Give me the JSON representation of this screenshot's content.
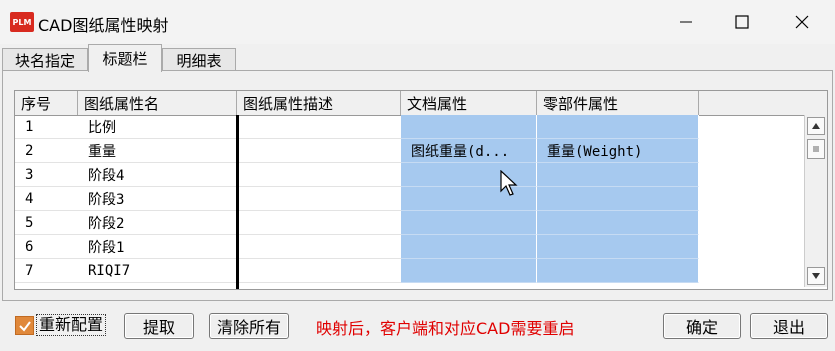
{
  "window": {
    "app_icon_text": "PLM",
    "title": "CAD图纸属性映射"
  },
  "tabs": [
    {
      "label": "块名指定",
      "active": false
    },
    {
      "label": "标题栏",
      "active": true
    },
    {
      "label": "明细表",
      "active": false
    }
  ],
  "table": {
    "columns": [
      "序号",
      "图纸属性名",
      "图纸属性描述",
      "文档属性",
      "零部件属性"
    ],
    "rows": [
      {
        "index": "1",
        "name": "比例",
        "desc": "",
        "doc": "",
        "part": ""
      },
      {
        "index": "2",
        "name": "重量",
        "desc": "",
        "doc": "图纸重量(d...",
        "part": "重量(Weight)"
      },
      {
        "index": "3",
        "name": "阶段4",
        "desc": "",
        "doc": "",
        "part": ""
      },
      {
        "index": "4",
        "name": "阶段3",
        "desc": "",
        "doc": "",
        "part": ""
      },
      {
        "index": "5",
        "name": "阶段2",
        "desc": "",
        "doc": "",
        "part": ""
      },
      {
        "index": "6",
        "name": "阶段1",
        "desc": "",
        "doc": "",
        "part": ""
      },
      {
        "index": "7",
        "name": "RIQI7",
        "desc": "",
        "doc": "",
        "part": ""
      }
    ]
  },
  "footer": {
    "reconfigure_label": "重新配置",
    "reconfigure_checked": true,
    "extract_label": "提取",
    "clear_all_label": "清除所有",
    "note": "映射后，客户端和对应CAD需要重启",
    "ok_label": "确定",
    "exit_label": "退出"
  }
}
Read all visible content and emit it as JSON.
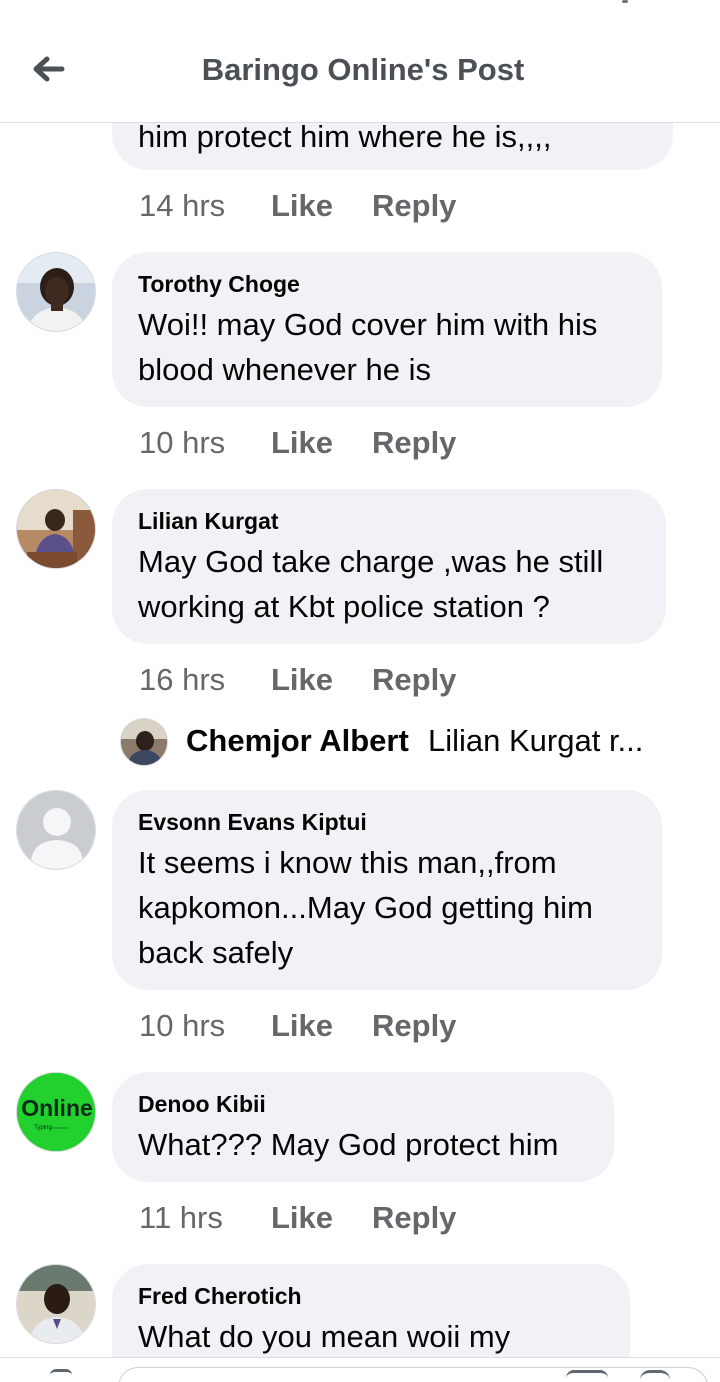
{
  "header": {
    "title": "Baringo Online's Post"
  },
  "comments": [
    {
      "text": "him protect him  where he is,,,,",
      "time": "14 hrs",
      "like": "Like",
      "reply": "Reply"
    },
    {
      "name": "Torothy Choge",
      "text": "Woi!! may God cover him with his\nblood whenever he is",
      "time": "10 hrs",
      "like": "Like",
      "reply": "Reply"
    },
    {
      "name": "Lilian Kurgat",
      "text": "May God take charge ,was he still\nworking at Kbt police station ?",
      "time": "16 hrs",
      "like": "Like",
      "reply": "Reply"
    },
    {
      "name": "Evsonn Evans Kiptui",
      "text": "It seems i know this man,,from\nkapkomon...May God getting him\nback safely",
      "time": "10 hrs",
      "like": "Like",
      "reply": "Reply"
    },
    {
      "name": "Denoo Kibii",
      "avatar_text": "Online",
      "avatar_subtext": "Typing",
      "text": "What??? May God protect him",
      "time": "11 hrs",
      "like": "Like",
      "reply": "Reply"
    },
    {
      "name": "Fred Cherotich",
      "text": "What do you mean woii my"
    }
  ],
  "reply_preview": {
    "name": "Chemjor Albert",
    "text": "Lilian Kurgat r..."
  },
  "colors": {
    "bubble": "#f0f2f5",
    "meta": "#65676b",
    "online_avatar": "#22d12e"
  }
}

* * *

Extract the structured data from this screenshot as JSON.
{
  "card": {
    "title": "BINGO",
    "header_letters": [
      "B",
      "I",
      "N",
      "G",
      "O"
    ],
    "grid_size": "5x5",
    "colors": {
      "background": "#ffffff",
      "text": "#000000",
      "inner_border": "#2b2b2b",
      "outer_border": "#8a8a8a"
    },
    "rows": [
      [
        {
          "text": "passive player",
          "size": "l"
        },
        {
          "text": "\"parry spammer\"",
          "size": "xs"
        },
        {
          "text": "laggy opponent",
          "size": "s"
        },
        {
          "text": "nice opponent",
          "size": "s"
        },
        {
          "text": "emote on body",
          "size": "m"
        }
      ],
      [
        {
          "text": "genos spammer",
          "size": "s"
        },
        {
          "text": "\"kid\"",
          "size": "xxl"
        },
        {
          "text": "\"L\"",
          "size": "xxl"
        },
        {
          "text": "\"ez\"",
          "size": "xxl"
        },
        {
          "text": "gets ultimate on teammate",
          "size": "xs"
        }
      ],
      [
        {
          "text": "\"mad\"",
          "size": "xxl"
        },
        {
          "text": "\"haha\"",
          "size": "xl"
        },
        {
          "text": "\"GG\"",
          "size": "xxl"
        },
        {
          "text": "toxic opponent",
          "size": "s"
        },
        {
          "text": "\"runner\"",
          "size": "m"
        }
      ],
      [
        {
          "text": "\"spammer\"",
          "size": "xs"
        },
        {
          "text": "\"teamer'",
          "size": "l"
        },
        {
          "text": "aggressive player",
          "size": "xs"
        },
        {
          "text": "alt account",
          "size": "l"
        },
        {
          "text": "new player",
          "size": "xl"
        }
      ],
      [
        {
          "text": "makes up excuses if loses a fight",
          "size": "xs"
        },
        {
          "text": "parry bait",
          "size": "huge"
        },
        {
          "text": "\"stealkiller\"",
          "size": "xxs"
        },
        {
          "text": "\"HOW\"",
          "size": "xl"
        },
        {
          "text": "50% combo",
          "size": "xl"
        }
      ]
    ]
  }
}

Exercise directions = Of the lines in the records, how many contain the word "protect"? Answer with the number and nothing else.

Written solution = 2